» **WHAT THIS TASK INVOLVES**: Reproduce all records verbatim.

» **MATERIAL PROVIDED**:
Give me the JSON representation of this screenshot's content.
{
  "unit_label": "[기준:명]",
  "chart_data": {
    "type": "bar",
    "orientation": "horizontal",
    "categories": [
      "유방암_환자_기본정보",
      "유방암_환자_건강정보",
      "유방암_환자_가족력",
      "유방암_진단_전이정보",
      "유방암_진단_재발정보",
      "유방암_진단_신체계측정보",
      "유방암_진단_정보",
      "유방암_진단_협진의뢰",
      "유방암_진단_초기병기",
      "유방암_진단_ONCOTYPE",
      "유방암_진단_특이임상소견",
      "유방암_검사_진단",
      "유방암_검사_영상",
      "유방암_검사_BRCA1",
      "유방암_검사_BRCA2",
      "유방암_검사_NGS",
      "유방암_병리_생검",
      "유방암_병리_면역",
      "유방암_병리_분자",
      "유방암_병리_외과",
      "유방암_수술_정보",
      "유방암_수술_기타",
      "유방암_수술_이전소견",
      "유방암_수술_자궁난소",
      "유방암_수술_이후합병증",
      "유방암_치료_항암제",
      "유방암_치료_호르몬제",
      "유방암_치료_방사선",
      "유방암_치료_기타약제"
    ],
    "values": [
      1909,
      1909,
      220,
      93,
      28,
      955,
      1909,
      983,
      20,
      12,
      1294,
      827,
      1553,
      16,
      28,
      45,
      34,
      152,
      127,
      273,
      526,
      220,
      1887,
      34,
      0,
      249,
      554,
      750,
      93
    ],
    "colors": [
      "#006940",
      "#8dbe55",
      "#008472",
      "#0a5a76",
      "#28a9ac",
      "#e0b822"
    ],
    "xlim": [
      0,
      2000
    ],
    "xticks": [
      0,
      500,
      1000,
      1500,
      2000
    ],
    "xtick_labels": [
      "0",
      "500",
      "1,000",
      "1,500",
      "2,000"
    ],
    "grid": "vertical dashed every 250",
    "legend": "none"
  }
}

» **TASK RESULT**:
Give me the JSON representation of this screenshot's content.
{
  "unit_label": "[기준:명]",
  "chart_data": {
    "type": "bar",
    "orientation": "horizontal",
    "categories": [
      "유방암_환자_기본정보",
      "유방암_환자_건강정보",
      "유방암_환자_가족력",
      "유방암_진단_전이정보",
      "유방암_진단_재발정보",
      "유방암_진단_신체계측정보",
      "유방암_진단_정보",
      "유방암_진단_협진의뢰",
      "유방암_진단_초기병기",
      "유방암_진단_ONCOTYPE",
      "유방암_진단_특이임상소견",
      "유방암_검사_진단",
      "유방암_검사_영상",
      "유방암_검사_BRCA1",
      "유방암_검사_BRCA2",
      "유방암_검사_NGS",
      "유방암_병리_생검",
      "유방암_병리_면역",
      "유방암_병리_분자",
      "유방암_병리_외과",
      "유방암_수술_정보",
      "유방암_수술_기타",
      "유방암_수술_이전소견",
      "유방암_수술_자궁난소",
      "유방암_수술_이후합병증",
      "유방암_치료_항암제",
      "유방암_치료_호르몬제",
      "유방암_치료_방사선",
      "유방암_치료_기타약제"
    ],
    "values": [
      1909,
      1909,
      220,
      93,
      28,
      955,
      1909,
      983,
      20,
      12,
      1294,
      827,
      1553,
      16,
      28,
      45,
      34,
      152,
      127,
      273,
      526,
      220,
      1887,
      34,
      0,
      249,
      554,
      750,
      93
    ],
    "colors": [
      "#006940",
      "#8dbe55",
      "#008472",
      "#0a5a76",
      "#28a9ac",
      "#e0b822"
    ],
    "xlim": [
      0,
      2000
    ],
    "xticks": [
      0,
      500,
      1000,
      1500,
      2000
    ],
    "xtick_labels": [
      "0",
      "500",
      "1,000",
      "1,500",
      "2,000"
    ],
    "grid": "vertical dashed every 250",
    "legend": "none"
  }
}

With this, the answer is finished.